Data for the task:

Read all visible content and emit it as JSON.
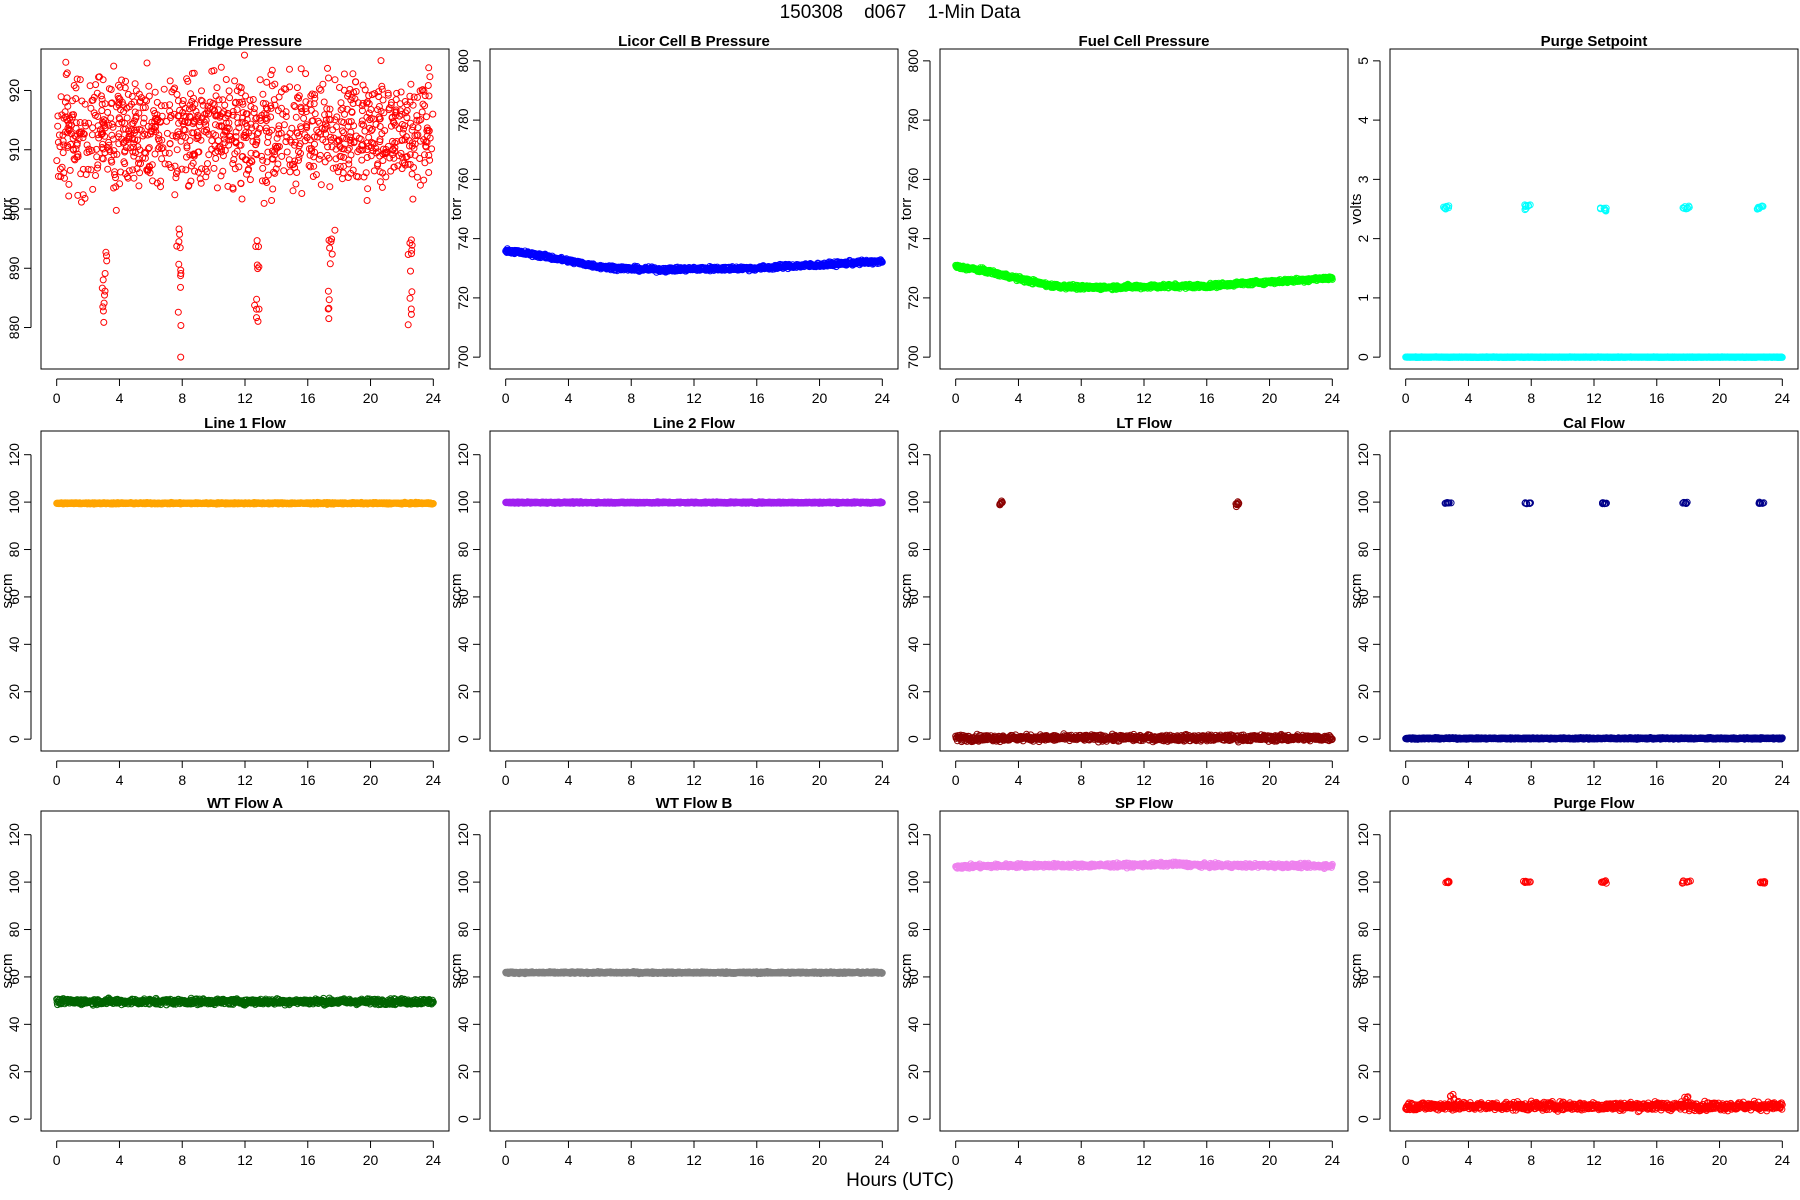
{
  "page": {
    "title": "150308    d067    1-Min Data",
    "xlabel": "Hours (UTC)"
  },
  "chart_data": [
    {
      "type": "scatter",
      "title": "Fridge Pressure",
      "ylabel": "torr",
      "color": "#ff0000",
      "xlim": [
        -1,
        25
      ],
      "ylim": [
        873,
        927
      ],
      "xticks": [
        0,
        4,
        8,
        12,
        16,
        20,
        24
      ],
      "yticks": [
        880,
        890,
        900,
        910,
        920
      ],
      "gen": "fridge"
    },
    {
      "type": "scatter",
      "title": "Licor Cell B Pressure",
      "ylabel": "torr",
      "color": "#0000ff",
      "xlim": [
        -1,
        25
      ],
      "ylim": [
        696,
        804
      ],
      "xticks": [
        0,
        4,
        8,
        12,
        16,
        20,
        24
      ],
      "yticks": [
        700,
        720,
        740,
        760,
        780,
        800
      ],
      "gen": "curve",
      "curve": [
        [
          0,
          736
        ],
        [
          2,
          734.5
        ],
        [
          4,
          732.5
        ],
        [
          6,
          730.5
        ],
        [
          8,
          729.8
        ],
        [
          10,
          729.5
        ],
        [
          12,
          729.8
        ],
        [
          14,
          729.9
        ],
        [
          16,
          730
        ],
        [
          18,
          730.7
        ],
        [
          20,
          731.1
        ],
        [
          22,
          731.8
        ],
        [
          24,
          732.3
        ]
      ]
    },
    {
      "type": "scatter",
      "title": "Fuel Cell Pressure",
      "ylabel": "torr",
      "color": "#00ff00",
      "xlim": [
        -1,
        25
      ],
      "ylim": [
        696,
        804
      ],
      "xticks": [
        0,
        4,
        8,
        12,
        16,
        20,
        24
      ],
      "yticks": [
        700,
        720,
        740,
        760,
        780,
        800
      ],
      "gen": "curve",
      "curve": [
        [
          0,
          730.6
        ],
        [
          2,
          729
        ],
        [
          4,
          726.5
        ],
        [
          6,
          724.2
        ],
        [
          8,
          723.5
        ],
        [
          10,
          723.6
        ],
        [
          12,
          723.8
        ],
        [
          14,
          724
        ],
        [
          16,
          724
        ],
        [
          18,
          724.8
        ],
        [
          20,
          725.4
        ],
        [
          22,
          726
        ],
        [
          24,
          726.8
        ]
      ]
    },
    {
      "type": "scatter",
      "title": "Purge Setpoint",
      "ylabel": "volts",
      "color": "#00ffff",
      "xlim": [
        -1,
        25
      ],
      "ylim": [
        -0.2,
        5.2
      ],
      "xticks": [
        0,
        4,
        8,
        12,
        16,
        20,
        24
      ],
      "yticks": [
        0,
        1,
        2,
        3,
        4,
        5
      ],
      "gen": "events",
      "base": 0,
      "spread": 0.005,
      "events": [
        [
          2.4,
          2.8,
          2.52
        ],
        [
          7.4,
          8.0,
          2.53
        ],
        [
          12.4,
          12.8,
          2.51
        ],
        [
          17.6,
          18.2,
          2.53
        ],
        [
          22.4,
          22.8,
          2.52
        ]
      ],
      "eventspread": 0.05
    },
    {
      "type": "scatter",
      "title": "Line 1 Flow",
      "ylabel": "sccm",
      "color": "#ffa500",
      "xlim": [
        -1,
        25
      ],
      "ylim": [
        -5,
        130
      ],
      "xticks": [
        0,
        4,
        8,
        12,
        16,
        20,
        24
      ],
      "yticks": [
        0,
        20,
        40,
        60,
        80,
        100,
        120
      ],
      "gen": "flat",
      "base": 99.5,
      "spread": 0.3
    },
    {
      "type": "scatter",
      "title": "Line 2 Flow",
      "ylabel": "sccm",
      "color": "#a020f0",
      "xlim": [
        -1,
        25
      ],
      "ylim": [
        -5,
        130
      ],
      "xticks": [
        0,
        4,
        8,
        12,
        16,
        20,
        24
      ],
      "yticks": [
        0,
        20,
        40,
        60,
        80,
        100,
        120
      ],
      "gen": "flat",
      "base": 99.8,
      "spread": 0.3
    },
    {
      "type": "scatter",
      "title": "LT Flow",
      "ylabel": "sccm",
      "color": "#8b0000",
      "xlim": [
        -1,
        25
      ],
      "ylim": [
        -5,
        130
      ],
      "xticks": [
        0,
        4,
        8,
        12,
        16,
        20,
        24
      ],
      "yticks": [
        0,
        20,
        40,
        60,
        80,
        100,
        120
      ],
      "gen": "events",
      "base": 0.5,
      "spread": 1.3,
      "events": [
        [
          2.8,
          3.1,
          99.5
        ],
        [
          17.8,
          18.1,
          99.5
        ]
      ],
      "eventspread": 1.4
    },
    {
      "type": "scatter",
      "title": "Cal Flow",
      "ylabel": "sccm",
      "color": "#00008b",
      "xlim": [
        -1,
        25
      ],
      "ylim": [
        -5,
        130
      ],
      "xticks": [
        0,
        4,
        8,
        12,
        16,
        20,
        24
      ],
      "yticks": [
        0,
        20,
        40,
        60,
        80,
        100,
        120
      ],
      "gen": "events",
      "base": 0.3,
      "spread": 0.3,
      "events": [
        [
          2.5,
          2.9,
          99.6
        ],
        [
          7.6,
          8.1,
          99.6
        ],
        [
          12.5,
          12.8,
          99.6
        ],
        [
          17.6,
          18.2,
          99.6
        ],
        [
          22.5,
          22.9,
          99.6
        ]
      ],
      "eventspread": 0.3
    },
    {
      "type": "scatter",
      "title": "WT Flow A",
      "ylabel": "sccm",
      "color": "#006400",
      "xlim": [
        -1,
        25
      ],
      "ylim": [
        -5,
        130
      ],
      "xticks": [
        0,
        4,
        8,
        12,
        16,
        20,
        24
      ],
      "yticks": [
        0,
        20,
        40,
        60,
        80,
        100,
        120
      ],
      "gen": "flat",
      "base": 49.6,
      "spread": 1.2
    },
    {
      "type": "scatter",
      "title": "WT Flow B",
      "ylabel": "sccm",
      "color": "#808080",
      "xlim": [
        -1,
        25
      ],
      "ylim": [
        -5,
        130
      ],
      "xticks": [
        0,
        4,
        8,
        12,
        16,
        20,
        24
      ],
      "yticks": [
        0,
        20,
        40,
        60,
        80,
        100,
        120
      ],
      "gen": "flat",
      "base": 61.8,
      "spread": 0.35
    },
    {
      "type": "scatter",
      "title": "SP Flow",
      "ylabel": "sccm",
      "color": "#ee82ee",
      "xlim": [
        -1,
        25
      ],
      "ylim": [
        -5,
        130
      ],
      "xticks": [
        0,
        4,
        8,
        12,
        16,
        20,
        24
      ],
      "yticks": [
        0,
        20,
        40,
        60,
        80,
        100,
        120
      ],
      "gen": "curve",
      "curve": [
        [
          0,
          106.5
        ],
        [
          4,
          107
        ],
        [
          8,
          107
        ],
        [
          12,
          107.2
        ],
        [
          14,
          107.6
        ],
        [
          16,
          107
        ],
        [
          20,
          107
        ],
        [
          24,
          106.8
        ]
      ],
      "spread": 0.4
    },
    {
      "type": "scatter",
      "title": "Purge Flow",
      "ylabel": "sccm",
      "color": "#ff0000",
      "xlim": [
        -1,
        25
      ],
      "ylim": [
        -5,
        130
      ],
      "xticks": [
        0,
        4,
        8,
        12,
        16,
        20,
        24
      ],
      "yticks": [
        0,
        20,
        40,
        60,
        80,
        100,
        120
      ],
      "gen": "events",
      "base": 5.5,
      "spread": 1.7,
      "events": [
        [
          2.5,
          2.9,
          100
        ],
        [
          7.5,
          8.1,
          100
        ],
        [
          12.4,
          12.8,
          99.8
        ],
        [
          17.6,
          18.2,
          100
        ],
        [
          22.5,
          22.9,
          100
        ]
      ],
      "eventspread": 0.6,
      "bumps": [
        [
          3.0,
          10.5
        ],
        [
          17.9,
          10.5
        ]
      ]
    }
  ]
}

Aim: Above are the records. Copy every line in them holding "color".

Exercise response:
      "color": "#ff0000",
      "color": "#0000ff",
      "color": "#00ff00",
      "color": "#00ffff",
      "color": "#ffa500",
      "color": "#a020f0",
      "color": "#8b0000",
      "color": "#00008b",
      "color": "#006400",
      "color": "#808080",
      "color": "#ee82ee",
      "color": "#ff0000",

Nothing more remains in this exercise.